* MATERIAL PROVIDED *

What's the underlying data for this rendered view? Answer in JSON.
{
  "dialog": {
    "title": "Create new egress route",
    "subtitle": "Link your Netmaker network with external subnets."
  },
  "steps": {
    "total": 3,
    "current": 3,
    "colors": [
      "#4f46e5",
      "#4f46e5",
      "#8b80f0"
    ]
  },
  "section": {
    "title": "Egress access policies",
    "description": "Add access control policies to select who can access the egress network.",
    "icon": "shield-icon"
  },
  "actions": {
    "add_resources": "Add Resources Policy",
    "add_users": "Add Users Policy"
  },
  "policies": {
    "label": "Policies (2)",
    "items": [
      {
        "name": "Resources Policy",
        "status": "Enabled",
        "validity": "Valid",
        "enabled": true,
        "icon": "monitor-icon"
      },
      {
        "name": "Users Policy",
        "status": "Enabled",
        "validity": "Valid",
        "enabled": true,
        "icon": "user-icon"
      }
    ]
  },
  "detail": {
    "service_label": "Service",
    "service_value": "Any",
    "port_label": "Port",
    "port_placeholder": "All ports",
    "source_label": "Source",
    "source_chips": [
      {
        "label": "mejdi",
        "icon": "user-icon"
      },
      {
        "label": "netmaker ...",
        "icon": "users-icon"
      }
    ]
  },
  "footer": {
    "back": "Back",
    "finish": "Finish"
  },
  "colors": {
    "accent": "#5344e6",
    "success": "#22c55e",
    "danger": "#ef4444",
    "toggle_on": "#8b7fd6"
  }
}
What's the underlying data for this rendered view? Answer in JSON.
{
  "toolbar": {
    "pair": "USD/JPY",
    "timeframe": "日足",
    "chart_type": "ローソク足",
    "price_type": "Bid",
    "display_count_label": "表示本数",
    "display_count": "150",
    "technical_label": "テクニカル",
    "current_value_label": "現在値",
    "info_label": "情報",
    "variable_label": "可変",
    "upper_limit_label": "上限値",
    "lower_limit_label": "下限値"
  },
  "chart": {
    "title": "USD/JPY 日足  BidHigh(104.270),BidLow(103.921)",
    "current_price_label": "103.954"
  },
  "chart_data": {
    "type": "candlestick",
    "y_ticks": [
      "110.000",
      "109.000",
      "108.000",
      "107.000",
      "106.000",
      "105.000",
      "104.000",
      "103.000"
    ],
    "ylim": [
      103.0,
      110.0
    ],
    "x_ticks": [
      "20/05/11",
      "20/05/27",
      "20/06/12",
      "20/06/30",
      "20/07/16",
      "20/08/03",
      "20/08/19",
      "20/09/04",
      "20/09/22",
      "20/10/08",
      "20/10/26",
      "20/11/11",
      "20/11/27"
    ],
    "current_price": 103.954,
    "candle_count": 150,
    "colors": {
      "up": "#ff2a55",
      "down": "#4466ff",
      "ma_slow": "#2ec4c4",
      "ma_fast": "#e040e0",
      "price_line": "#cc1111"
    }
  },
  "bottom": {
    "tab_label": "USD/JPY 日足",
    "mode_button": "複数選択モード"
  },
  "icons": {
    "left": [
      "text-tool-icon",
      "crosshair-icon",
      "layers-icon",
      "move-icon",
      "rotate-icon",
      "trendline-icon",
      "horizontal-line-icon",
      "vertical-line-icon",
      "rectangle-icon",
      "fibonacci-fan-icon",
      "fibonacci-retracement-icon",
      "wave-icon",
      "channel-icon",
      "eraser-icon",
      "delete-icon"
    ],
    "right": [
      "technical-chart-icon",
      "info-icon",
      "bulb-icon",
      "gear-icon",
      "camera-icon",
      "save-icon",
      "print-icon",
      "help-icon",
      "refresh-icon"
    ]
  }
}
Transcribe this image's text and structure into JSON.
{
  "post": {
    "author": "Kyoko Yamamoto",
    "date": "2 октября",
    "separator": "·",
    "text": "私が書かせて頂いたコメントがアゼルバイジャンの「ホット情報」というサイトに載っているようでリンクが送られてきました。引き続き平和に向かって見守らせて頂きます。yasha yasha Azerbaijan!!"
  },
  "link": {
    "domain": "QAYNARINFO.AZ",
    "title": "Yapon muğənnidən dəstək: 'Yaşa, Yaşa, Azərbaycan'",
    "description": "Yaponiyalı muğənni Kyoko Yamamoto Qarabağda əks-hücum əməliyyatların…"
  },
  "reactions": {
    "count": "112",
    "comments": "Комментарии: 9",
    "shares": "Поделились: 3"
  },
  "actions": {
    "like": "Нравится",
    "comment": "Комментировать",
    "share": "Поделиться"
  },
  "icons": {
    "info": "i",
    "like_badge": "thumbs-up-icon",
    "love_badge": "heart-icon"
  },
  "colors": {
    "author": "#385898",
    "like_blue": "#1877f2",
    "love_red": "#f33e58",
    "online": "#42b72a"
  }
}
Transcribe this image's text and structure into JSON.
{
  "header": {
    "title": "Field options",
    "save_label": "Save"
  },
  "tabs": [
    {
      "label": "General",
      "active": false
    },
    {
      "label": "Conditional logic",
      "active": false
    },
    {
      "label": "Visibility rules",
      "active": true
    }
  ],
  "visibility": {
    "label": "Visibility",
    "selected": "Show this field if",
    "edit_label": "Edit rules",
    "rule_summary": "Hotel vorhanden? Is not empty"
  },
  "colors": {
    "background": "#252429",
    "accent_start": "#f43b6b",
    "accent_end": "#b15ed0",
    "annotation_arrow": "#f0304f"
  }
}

* STATED TASK *
Quote all of the entries verbatim.

* ANSWER BELOW *
What's the underlying data for this rendered view? Answer in JSON.
{
  "dialog": {
    "title": "Create new egress route",
    "subtitle": "Link your Netmaker network with external subnets."
  },
  "steps": {
    "total": 3,
    "current": 3,
    "colors": [
      "#4f46e5",
      "#4f46e5",
      "#8b80f0"
    ]
  },
  "section": {
    "title": "Egress access policies",
    "description": "Add access control policies to select who can access the egress network.",
    "icon": "shield-icon"
  },
  "actions": {
    "add_resources": "Add Resources Policy",
    "add_users": "Add Users Policy"
  },
  "policies": {
    "label": "Policies (2)",
    "items": [
      {
        "name": "Resources Policy",
        "status": "Enabled",
        "validity": "Valid",
        "enabled": true,
        "icon": "monitor-icon"
      },
      {
        "name": "Users Policy",
        "status": "Enabled",
        "validity": "Valid",
        "enabled": true,
        "icon": "user-icon"
      }
    ]
  },
  "detail": {
    "service_label": "Service",
    "service_value": "Any",
    "port_label": "Port",
    "port_placeholder": "All ports",
    "source_label": "Source",
    "source_chips": [
      {
        "label": "mejdi",
        "icon": "user-icon"
      },
      {
        "label": "netmaker ...",
        "icon": "users-icon"
      }
    ]
  },
  "footer": {
    "back": "Back",
    "finish": "Finish"
  },
  "colors": {
    "accent": "#5344e6",
    "success": "#22c55e",
    "danger": "#ef4444",
    "toggle_on": "#8b7fd6"
  }
}
What's the underlying data for this rendered view? Answer in JSON.
{
  "toolbar": {
    "pair": "USD/JPY",
    "timeframe": "日足",
    "chart_type": "ローソク足",
    "price_type": "Bid",
    "display_count_label": "表示本数",
    "display_count": "150",
    "technical_label": "テクニカル",
    "current_value_label": "現在値",
    "info_label": "情報",
    "variable_label": "可変",
    "upper_limit_label": "上限値",
    "lower_limit_label": "下限値"
  },
  "chart": {
    "title": "USD/JPY 日足  BidHigh(104.270),BidLow(103.921)",
    "current_price_label": "103.954"
  },
  "chart_data": {
    "type": "candlestick",
    "y_ticks": [
      "110.000",
      "109.000",
      "108.000",
      "107.000",
      "106.000",
      "105.000",
      "104.000",
      "103.000"
    ],
    "ylim": [
      103.0,
      110.0
    ],
    "x_ticks": [
      "20/05/11",
      "20/05/27",
      "20/06/12",
      "20/06/30",
      "20/07/16",
      "20/08/03",
      "20/08/19",
      "20/09/04",
      "20/09/22",
      "20/10/08",
      "20/10/26",
      "20/11/11",
      "20/11/27"
    ],
    "current_price": 103.954,
    "candle_count": 150,
    "colors": {
      "up": "#ff2a55",
      "down": "#4466ff",
      "ma_slow": "#2ec4c4",
      "ma_fast": "#e040e0",
      "price_line": "#cc1111"
    }
  },
  "bottom": {
    "tab_label": "USD/JPY 日足",
    "mode_button": "複数選択モード"
  },
  "icons": {
    "left": [
      "text-tool-icon",
      "crosshair-icon",
      "layers-icon",
      "move-icon",
      "rotate-icon",
      "trendline-icon",
      "horizontal-line-icon",
      "vertical-line-icon",
      "rectangle-icon",
      "fibonacci-fan-icon",
      "fibonacci-retracement-icon",
      "wave-icon",
      "channel-icon",
      "eraser-icon",
      "delete-icon"
    ],
    "right": [
      "technical-chart-icon",
      "info-icon",
      "bulb-icon",
      "gear-icon",
      "camera-icon",
      "save-icon",
      "print-icon",
      "help-icon",
      "refresh-icon"
    ]
  }
}
Transcribe this image's text and structure into JSON.
{
  "post": {
    "author": "Kyoko Yamamoto",
    "date": "2 октября",
    "separator": "·",
    "text": "私が書かせて頂いたコメントがアゼルバイジャンの「ホット情報」というサイトに載っているようでリンクが送られてきました。引き続き平和に向かって見守らせて頂きます。yasha yasha Azerbaijan!!"
  },
  "link": {
    "domain": "QAYNARINFO.AZ",
    "title": "Yapon muğənnidən dəstək: 'Yaşa, Yaşa, Azərbaycan'",
    "description": "Yaponiyalı muğənni Kyoko Yamamoto Qarabağda əks-hücum əməliyyatların…"
  },
  "reactions": {
    "count": "112",
    "comments": "Комментарии: 9",
    "shares": "Поделились: 3"
  },
  "actions": {
    "like": "Нравится",
    "comment": "Комментировать",
    "share": "Поделиться"
  },
  "icons": {
    "info": "i",
    "like_badge": "thumbs-up-icon",
    "love_badge": "heart-icon"
  },
  "colors": {
    "author": "#385898",
    "like_blue": "#1877f2",
    "love_red": "#f33e58",
    "online": "#42b72a"
  }
}
Transcribe this image's text and structure into JSON.
{
  "header": {
    "title": "Field options",
    "save_label": "Save"
  },
  "tabs": [
    {
      "label": "General",
      "active": false
    },
    {
      "label": "Conditional logic",
      "active": false
    },
    {
      "label": "Visibility rules",
      "active": true
    }
  ],
  "visibility": {
    "label": "Visibility",
    "selected": "Show this field if",
    "edit_label": "Edit rules",
    "rule_summary": "Hotel vorhanden? Is not empty"
  },
  "colors": {
    "background": "#252429",
    "accent_start": "#f43b6b",
    "accent_end": "#b15ed0",
    "annotation_arrow": "#f0304f"
  }
}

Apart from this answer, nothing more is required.